DO THIS: Send back the records in full, character for character.

DATA SUPPLIED:
/---

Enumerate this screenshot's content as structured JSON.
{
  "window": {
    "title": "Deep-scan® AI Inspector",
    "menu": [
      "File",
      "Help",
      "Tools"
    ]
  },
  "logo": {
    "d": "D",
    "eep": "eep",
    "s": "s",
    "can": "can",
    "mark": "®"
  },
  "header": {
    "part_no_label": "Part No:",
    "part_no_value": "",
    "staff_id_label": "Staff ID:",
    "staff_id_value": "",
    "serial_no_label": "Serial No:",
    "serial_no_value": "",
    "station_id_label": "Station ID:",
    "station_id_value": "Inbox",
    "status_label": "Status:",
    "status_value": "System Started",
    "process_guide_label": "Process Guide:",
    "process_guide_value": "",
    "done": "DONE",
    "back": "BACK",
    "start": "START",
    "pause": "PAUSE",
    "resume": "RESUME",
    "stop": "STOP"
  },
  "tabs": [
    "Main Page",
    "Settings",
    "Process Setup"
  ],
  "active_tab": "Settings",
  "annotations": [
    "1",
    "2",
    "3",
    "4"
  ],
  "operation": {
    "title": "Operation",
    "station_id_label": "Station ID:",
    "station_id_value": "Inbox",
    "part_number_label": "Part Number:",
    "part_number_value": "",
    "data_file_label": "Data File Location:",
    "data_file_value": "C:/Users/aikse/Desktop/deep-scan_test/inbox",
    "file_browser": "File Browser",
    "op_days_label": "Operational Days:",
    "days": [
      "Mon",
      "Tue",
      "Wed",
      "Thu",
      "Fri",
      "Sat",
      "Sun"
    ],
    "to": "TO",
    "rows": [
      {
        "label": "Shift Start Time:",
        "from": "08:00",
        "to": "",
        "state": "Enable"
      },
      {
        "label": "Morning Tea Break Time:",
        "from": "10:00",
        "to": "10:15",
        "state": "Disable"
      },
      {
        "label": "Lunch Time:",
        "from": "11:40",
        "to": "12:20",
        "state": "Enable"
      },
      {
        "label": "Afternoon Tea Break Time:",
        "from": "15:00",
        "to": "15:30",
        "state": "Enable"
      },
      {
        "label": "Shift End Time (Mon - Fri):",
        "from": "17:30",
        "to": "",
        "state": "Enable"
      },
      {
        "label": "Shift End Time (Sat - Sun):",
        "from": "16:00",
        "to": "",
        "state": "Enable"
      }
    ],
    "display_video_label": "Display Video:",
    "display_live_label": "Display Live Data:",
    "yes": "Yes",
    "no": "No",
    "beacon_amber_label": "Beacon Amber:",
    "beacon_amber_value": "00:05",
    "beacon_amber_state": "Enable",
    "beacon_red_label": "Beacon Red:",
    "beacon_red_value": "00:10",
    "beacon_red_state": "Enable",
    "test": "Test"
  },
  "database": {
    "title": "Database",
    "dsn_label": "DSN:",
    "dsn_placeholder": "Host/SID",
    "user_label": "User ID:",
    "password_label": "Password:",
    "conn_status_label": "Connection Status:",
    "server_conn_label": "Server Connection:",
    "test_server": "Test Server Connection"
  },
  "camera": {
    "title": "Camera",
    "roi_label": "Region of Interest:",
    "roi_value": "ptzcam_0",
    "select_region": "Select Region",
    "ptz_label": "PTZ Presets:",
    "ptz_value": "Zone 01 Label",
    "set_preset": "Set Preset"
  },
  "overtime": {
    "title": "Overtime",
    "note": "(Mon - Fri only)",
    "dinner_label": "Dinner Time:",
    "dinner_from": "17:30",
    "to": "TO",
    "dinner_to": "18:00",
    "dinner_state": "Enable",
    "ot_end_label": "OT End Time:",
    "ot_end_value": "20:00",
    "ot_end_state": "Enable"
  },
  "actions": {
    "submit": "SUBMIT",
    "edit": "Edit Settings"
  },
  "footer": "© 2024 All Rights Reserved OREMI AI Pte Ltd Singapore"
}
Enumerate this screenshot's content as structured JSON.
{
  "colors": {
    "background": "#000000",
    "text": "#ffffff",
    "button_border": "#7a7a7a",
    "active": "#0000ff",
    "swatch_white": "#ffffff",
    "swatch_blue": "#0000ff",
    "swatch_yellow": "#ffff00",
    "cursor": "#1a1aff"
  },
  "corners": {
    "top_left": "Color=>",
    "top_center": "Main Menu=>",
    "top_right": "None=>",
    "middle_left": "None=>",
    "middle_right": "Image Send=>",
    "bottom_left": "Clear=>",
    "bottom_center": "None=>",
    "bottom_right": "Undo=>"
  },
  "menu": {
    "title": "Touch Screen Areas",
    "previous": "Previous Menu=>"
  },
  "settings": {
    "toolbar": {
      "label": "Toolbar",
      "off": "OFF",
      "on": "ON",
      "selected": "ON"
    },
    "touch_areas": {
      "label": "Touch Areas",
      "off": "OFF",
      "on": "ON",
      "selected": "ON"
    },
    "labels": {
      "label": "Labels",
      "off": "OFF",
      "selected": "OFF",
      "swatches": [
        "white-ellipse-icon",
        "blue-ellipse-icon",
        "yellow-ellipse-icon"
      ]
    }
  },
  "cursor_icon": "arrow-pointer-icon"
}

\---

EXERCISE SOLUTION:
Enumerate this screenshot's content as structured JSON.
{
  "window": {
    "title": "Deep-scan® AI Inspector",
    "menu": [
      "File",
      "Help",
      "Tools"
    ]
  },
  "logo": {
    "d": "D",
    "eep": "eep",
    "s": "s",
    "can": "can",
    "mark": "®"
  },
  "header": {
    "part_no_label": "Part No:",
    "part_no_value": "",
    "staff_id_label": "Staff ID:",
    "staff_id_value": "",
    "serial_no_label": "Serial No:",
    "serial_no_value": "",
    "station_id_label": "Station ID:",
    "station_id_value": "Inbox",
    "status_label": "Status:",
    "status_value": "System Started",
    "process_guide_label": "Process Guide:",
    "process_guide_value": "",
    "done": "DONE",
    "back": "BACK",
    "start": "START",
    "pause": "PAUSE",
    "resume": "RESUME",
    "stop": "STOP"
  },
  "tabs": [
    "Main Page",
    "Settings",
    "Process Setup"
  ],
  "active_tab": "Settings",
  "annotations": [
    "1",
    "2",
    "3",
    "4"
  ],
  "operation": {
    "title": "Operation",
    "station_id_label": "Station ID:",
    "station_id_value": "Inbox",
    "part_number_label": "Part Number:",
    "part_number_value": "",
    "data_file_label": "Data File Location:",
    "data_file_value": "C:/Users/aikse/Desktop/deep-scan_test/inbox",
    "file_browser": "File Browser",
    "op_days_label": "Operational Days:",
    "days": [
      "Mon",
      "Tue",
      "Wed",
      "Thu",
      "Fri",
      "Sat",
      "Sun"
    ],
    "to": "TO",
    "rows": [
      {
        "label": "Shift Start Time:",
        "from": "08:00",
        "to": "",
        "state": "Enable"
      },
      {
        "label": "Morning Tea Break Time:",
        "from": "10:00",
        "to": "10:15",
        "state": "Disable"
      },
      {
        "label": "Lunch Time:",
        "from": "11:40",
        "to": "12:20",
        "state": "Enable"
      },
      {
        "label": "Afternoon Tea Break Time:",
        "from": "15:00",
        "to": "15:30",
        "state": "Enable"
      },
      {
        "label": "Shift End Time (Mon - Fri):",
        "from": "17:30",
        "to": "",
        "state": "Enable"
      },
      {
        "label": "Shift End Time (Sat - Sun):",
        "from": "16:00",
        "to": "",
        "state": "Enable"
      }
    ],
    "display_video_label": "Display Video:",
    "display_live_label": "Display Live Data:",
    "yes": "Yes",
    "no": "No",
    "beacon_amber_label": "Beacon Amber:",
    "beacon_amber_value": "00:05",
    "beacon_amber_state": "Enable",
    "beacon_red_label": "Beacon Red:",
    "beacon_red_value": "00:10",
    "beacon_red_state": "Enable",
    "test": "Test"
  },
  "database": {
    "title": "Database",
    "dsn_label": "DSN:",
    "dsn_placeholder": "Host/SID",
    "user_label": "User ID:",
    "password_label": "Password:",
    "conn_status_label": "Connection Status:",
    "server_conn_label": "Server Connection:",
    "test_server": "Test Server Connection"
  },
  "camera": {
    "title": "Camera",
    "roi_label": "Region of Interest:",
    "roi_value": "ptzcam_0",
    "select_region": "Select Region",
    "ptz_label": "PTZ Presets:",
    "ptz_value": "Zone 01 Label",
    "set_preset": "Set Preset"
  },
  "overtime": {
    "title": "Overtime",
    "note": "(Mon - Fri only)",
    "dinner_label": "Dinner Time:",
    "dinner_from": "17:30",
    "to": "TO",
    "dinner_to": "18:00",
    "dinner_state": "Enable",
    "ot_end_label": "OT End Time:",
    "ot_end_value": "20:00",
    "ot_end_state": "Enable"
  },
  "actions": {
    "submit": "SUBMIT",
    "edit": "Edit Settings"
  },
  "footer": "© 2024 All Rights Reserved OREMI AI Pte Ltd Singapore"
}
Enumerate this screenshot's content as structured JSON.
{
  "colors": {
    "background": "#000000",
    "text": "#ffffff",
    "button_border": "#7a7a7a",
    "active": "#0000ff",
    "swatch_white": "#ffffff",
    "swatch_blue": "#0000ff",
    "swatch_yellow": "#ffff00",
    "cursor": "#1a1aff"
  },
  "corners": {
    "top_left": "Color=>",
    "top_center": "Main Menu=>",
    "top_right": "None=>",
    "middle_left": "None=>",
    "middle_right": "Image Send=>",
    "bottom_left": "Clear=>",
    "bottom_center": "None=>",
    "bottom_right": "Undo=>"
  },
  "menu": {
    "title": "Touch Screen Areas",
    "previous": "Previous Menu=>"
  },
  "settings": {
    "toolbar": {
      "label": "Toolbar",
      "off": "OFF",
      "on": "ON",
      "selected": "ON"
    },
    "touch_areas": {
      "label": "Touch Areas",
      "off": "OFF",
      "on": "ON",
      "selected": "ON"
    },
    "labels": {
      "label": "Labels",
      "off": "OFF",
      "selected": "OFF",
      "swatches": [
        "white-ellipse-icon",
        "blue-ellipse-icon",
        "yellow-ellipse-icon"
      ]
    }
  },
  "cursor_icon": "arrow-pointer-icon"
}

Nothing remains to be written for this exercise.